*** INPUT ROWS

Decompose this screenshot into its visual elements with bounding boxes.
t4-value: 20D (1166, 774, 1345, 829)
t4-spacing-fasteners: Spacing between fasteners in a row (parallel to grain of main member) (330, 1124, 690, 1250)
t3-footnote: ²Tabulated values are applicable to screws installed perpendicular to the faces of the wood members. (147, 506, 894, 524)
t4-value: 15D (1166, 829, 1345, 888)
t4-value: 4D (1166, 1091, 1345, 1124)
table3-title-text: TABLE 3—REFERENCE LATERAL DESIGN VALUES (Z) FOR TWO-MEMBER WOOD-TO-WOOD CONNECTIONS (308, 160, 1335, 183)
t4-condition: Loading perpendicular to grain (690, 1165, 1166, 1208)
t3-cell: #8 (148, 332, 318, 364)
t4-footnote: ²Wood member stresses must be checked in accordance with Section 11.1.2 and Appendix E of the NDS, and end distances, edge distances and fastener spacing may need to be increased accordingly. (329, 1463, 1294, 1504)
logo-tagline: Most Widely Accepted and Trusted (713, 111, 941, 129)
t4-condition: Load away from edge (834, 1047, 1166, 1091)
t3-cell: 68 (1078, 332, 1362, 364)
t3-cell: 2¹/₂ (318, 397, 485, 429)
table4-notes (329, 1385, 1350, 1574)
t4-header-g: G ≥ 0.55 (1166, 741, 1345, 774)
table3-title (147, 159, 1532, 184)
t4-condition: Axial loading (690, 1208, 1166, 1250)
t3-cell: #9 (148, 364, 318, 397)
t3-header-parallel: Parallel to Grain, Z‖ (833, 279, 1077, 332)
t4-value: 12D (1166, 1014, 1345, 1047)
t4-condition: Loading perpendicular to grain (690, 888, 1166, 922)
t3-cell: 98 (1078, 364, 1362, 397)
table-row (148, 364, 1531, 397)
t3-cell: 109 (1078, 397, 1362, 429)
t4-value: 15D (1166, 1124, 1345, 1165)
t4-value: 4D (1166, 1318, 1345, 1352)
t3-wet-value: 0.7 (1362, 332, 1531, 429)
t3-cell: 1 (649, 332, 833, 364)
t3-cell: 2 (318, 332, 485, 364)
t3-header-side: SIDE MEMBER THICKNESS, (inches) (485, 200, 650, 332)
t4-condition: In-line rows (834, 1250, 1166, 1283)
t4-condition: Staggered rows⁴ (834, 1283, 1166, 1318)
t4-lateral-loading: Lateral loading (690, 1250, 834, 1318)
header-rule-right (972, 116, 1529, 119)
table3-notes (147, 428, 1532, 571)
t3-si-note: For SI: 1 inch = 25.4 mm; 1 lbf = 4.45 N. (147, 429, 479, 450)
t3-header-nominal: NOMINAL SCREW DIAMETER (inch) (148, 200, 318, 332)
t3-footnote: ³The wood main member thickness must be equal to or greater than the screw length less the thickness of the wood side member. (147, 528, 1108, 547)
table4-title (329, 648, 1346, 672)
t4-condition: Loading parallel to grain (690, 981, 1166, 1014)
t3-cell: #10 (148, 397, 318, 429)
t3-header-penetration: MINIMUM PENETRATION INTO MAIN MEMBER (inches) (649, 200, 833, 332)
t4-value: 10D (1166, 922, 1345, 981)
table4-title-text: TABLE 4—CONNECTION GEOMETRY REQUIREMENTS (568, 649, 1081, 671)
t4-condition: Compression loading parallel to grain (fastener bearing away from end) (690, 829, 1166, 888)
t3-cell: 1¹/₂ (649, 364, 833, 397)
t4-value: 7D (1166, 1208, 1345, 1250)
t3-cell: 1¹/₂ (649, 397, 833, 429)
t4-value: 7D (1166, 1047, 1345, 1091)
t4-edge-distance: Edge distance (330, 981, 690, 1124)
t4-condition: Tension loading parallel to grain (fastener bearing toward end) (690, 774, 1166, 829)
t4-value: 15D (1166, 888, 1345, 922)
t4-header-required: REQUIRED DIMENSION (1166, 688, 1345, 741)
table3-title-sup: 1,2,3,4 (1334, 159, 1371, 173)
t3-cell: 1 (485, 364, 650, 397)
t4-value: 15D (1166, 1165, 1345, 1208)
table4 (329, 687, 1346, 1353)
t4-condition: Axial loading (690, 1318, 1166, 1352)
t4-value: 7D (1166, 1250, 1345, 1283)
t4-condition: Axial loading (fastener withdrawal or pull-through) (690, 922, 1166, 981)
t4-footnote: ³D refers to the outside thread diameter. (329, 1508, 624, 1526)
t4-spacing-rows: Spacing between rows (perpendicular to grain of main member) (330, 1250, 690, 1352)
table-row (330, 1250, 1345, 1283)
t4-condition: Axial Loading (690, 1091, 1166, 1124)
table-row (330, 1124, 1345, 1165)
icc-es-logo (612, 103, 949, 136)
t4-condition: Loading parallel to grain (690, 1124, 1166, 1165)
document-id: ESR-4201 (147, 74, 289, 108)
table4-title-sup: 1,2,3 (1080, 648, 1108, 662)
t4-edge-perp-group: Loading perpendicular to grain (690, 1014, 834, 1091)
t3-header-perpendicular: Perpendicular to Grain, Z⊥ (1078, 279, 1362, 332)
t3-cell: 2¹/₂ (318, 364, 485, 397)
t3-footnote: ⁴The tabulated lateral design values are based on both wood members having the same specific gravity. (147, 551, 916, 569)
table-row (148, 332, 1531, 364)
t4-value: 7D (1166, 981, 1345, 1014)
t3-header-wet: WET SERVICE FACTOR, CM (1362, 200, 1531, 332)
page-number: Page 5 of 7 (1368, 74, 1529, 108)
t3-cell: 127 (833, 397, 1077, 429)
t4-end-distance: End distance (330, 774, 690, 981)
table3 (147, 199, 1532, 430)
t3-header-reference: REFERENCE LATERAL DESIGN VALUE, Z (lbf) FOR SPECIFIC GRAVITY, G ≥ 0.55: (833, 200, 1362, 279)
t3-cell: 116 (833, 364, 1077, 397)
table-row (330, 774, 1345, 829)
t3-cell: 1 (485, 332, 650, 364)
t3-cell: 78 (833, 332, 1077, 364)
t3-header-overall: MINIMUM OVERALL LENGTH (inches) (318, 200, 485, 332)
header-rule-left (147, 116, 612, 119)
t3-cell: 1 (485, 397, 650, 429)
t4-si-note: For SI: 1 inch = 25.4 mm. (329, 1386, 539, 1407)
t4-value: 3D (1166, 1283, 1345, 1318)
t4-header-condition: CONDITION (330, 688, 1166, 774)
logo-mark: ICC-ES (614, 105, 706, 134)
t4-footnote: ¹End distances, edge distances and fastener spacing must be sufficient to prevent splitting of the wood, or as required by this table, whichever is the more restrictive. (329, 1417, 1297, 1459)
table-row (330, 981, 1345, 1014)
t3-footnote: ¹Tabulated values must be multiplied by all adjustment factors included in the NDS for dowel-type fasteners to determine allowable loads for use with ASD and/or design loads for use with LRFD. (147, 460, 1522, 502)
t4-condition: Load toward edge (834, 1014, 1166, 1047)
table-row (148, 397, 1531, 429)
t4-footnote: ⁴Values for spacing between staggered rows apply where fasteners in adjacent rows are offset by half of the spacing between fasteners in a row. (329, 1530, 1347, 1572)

******

PROBLEM TO WORK ON: Reproduce every line of the records above word for word, keeping each line whole and in its original order.

OUTPUT FOR THIS EXERCISE:
Decompose this screenshot into its visual elements with bounding boxes.
t4-value: 20D (1166, 774, 1345, 829)
t4-spacing-fasteners: Spacing between fasteners in a row (parallel to grain of main member) (330, 1124, 690, 1250)
t3-footnote: ²Tabulated values are applicable to screws installed perpendicular to the faces of the wood members. (147, 506, 894, 524)
t4-value: 15D (1166, 829, 1345, 888)
t4-value: 4D (1166, 1091, 1345, 1124)
table3-title-text: TABLE 3—REFERENCE LATERAL DESIGN VALUES (Z) FOR TWO-MEMBER WOOD-TO-WOOD CONNECTIONS (308, 160, 1335, 183)
t4-condition: Loading perpendicular to grain (690, 1165, 1166, 1208)
t3-cell: #8 (148, 332, 318, 364)
t4-footnote: ²Wood member stresses must be checked in accordance with Section 11.1.2 and Appendix E of the NDS, and end distances, edge distances and fastener spacing may need to be increased accordingly. (329, 1463, 1294, 1504)
logo-tagline: Most Widely Accepted and Trusted (713, 111, 941, 129)
t4-condition: Load away from edge (834, 1047, 1166, 1091)
t3-cell: 68 (1078, 332, 1362, 364)
t3-cell: 2¹/₂ (318, 397, 485, 429)
table4-notes (329, 1385, 1350, 1574)
t4-header-g: G ≥ 0.55 (1166, 741, 1345, 774)
table3-title (147, 159, 1532, 184)
t4-condition: Axial loading (690, 1208, 1166, 1250)
t3-cell: #9 (148, 364, 318, 397)
t3-header-parallel: Parallel to Grain, Z‖ (833, 279, 1077, 332)
t4-value: 12D (1166, 1014, 1345, 1047)
t4-condition: Loading perpendicular to grain (690, 888, 1166, 922)
t3-cell: 98 (1078, 364, 1362, 397)
table-row (148, 364, 1531, 397)
t3-cell: 109 (1078, 397, 1362, 429)
t4-value: 15D (1166, 1124, 1345, 1165)
t4-value: 4D (1166, 1318, 1345, 1352)
t3-wet-value: 0.7 (1362, 332, 1531, 429)
t3-cell: 1 (649, 332, 833, 364)
t3-cell: 2 (318, 332, 485, 364)
t3-header-side: SIDE MEMBER THICKNESS, (inches) (485, 200, 650, 332)
t4-condition: In-line rows (834, 1250, 1166, 1283)
t4-condition: Staggered rows⁴ (834, 1283, 1166, 1318)
t4-lateral-loading: Lateral loading (690, 1250, 834, 1318)
header-rule-right (972, 116, 1529, 119)
table3-notes (147, 428, 1532, 571)
t3-si-note: For SI: 1 inch = 25.4 mm; 1 lbf = 4.45 N. (147, 429, 479, 450)
t3-header-nominal: NOMINAL SCREW DIAMETER (inch) (148, 200, 318, 332)
t3-footnote: ³The wood main member thickness must be equal to or greater than the screw length less the thickness of the wood side member. (147, 528, 1108, 547)
table4-title (329, 648, 1346, 672)
t4-condition: Loading parallel to grain (690, 981, 1166, 1014)
t3-cell: #10 (148, 397, 318, 429)
t3-header-penetration: MINIMUM PENETRATION INTO MAIN MEMBER (inches) (649, 200, 833, 332)
t4-value: 10D (1166, 922, 1345, 981)
table4-title-text: TABLE 4—CONNECTION GEOMETRY REQUIREMENTS (568, 649, 1081, 671)
t4-condition: Compression loading parallel to grain (fastener bearing away from end) (690, 829, 1166, 888)
t3-cell: 1¹/₂ (649, 364, 833, 397)
t4-value: 7D (1166, 1208, 1345, 1250)
t3-cell: 1¹/₂ (649, 397, 833, 429)
t4-value: 7D (1166, 1047, 1345, 1091)
t4-edge-distance: Edge distance (330, 981, 690, 1124)
t4-condition: Tension loading parallel to grain (fastener bearing toward end) (690, 774, 1166, 829)
t4-value: 15D (1166, 888, 1345, 922)
t4-header-required: REQUIRED DIMENSION (1166, 688, 1345, 741)
table3-title-sup: 1,2,3,4 (1334, 159, 1371, 173)
t3-cell: 1 (485, 364, 650, 397)
t4-value: 15D (1166, 1165, 1345, 1208)
table4 (329, 687, 1346, 1353)
t4-condition: Axial loading (690, 1318, 1166, 1352)
t4-value: 7D (1166, 1250, 1345, 1283)
t4-condition: Axial loading (fastener withdrawal or pull-through) (690, 922, 1166, 981)
t4-footnote: ³D refers to the outside thread diameter. (329, 1508, 624, 1526)
t4-spacing-rows: Spacing between rows (perpendicular to grain of main member) (330, 1250, 690, 1352)
table-row (330, 1250, 1345, 1283)
t4-condition: Axial Loading (690, 1091, 1166, 1124)
table-row (330, 1124, 1345, 1165)
icc-es-logo (612, 103, 949, 136)
t4-condition: Loading parallel to grain (690, 1124, 1166, 1165)
document-id: ESR-4201 (147, 74, 289, 108)
table4-title-sup: 1,2,3 (1080, 648, 1108, 662)
t4-edge-perp-group: Loading perpendicular to grain (690, 1014, 834, 1091)
t3-header-perpendicular: Perpendicular to Grain, Z⊥ (1078, 279, 1362, 332)
t3-cell: 2¹/₂ (318, 364, 485, 397)
t3-footnote: ⁴The tabulated lateral design values are based on both wood members having the same specific gravity. (147, 551, 916, 569)
table-row (148, 332, 1531, 364)
t4-value: 7D (1166, 981, 1345, 1014)
t3-header-wet: WET SERVICE FACTOR, CM (1362, 200, 1531, 332)
page-number: Page 5 of 7 (1368, 74, 1529, 108)
t3-cell: 127 (833, 397, 1077, 429)
t4-end-distance: End distance (330, 774, 690, 981)
table3 (147, 199, 1532, 430)
t3-header-reference: REFERENCE LATERAL DESIGN VALUE, Z (lbf) FOR SPECIFIC GRAVITY, G ≥ 0.55: (833, 200, 1362, 279)
t3-cell: 116 (833, 364, 1077, 397)
table-row (330, 774, 1345, 829)
t3-cell: 1 (485, 332, 650, 364)
t3-cell: 78 (833, 332, 1077, 364)
t3-header-overall: MINIMUM OVERALL LENGTH (inches) (318, 200, 485, 332)
header-rule-left (147, 116, 612, 119)
t3-cell: 1 (485, 397, 650, 429)
t4-si-note: For SI: 1 inch = 25.4 mm. (329, 1386, 539, 1407)
t4-value: 3D (1166, 1283, 1345, 1318)
t4-header-condition: CONDITION (330, 688, 1166, 774)
logo-mark: ICC-ES (614, 105, 706, 134)
t4-footnote: ¹End distances, edge distances and fastener spacing must be sufficient to prevent splitting of the wood, or as required by this table, whichever is the more restrictive. (329, 1417, 1297, 1459)
table-row (330, 981, 1345, 1014)
t3-footnote: ¹Tabulated values must be multiplied by all adjustment factors included in the NDS for dowel-type fasteners to determine allowable loads for use with ASD and/or design loads for use with LRFD. (147, 460, 1522, 502)
t4-condition: Load toward edge (834, 1014, 1166, 1047)
table-row (148, 397, 1531, 429)
t4-footnote: ⁴Values for spacing between staggered rows apply where fasteners in adjacent rows are offset by half of the spacing between fasteners in a row. (329, 1530, 1347, 1572)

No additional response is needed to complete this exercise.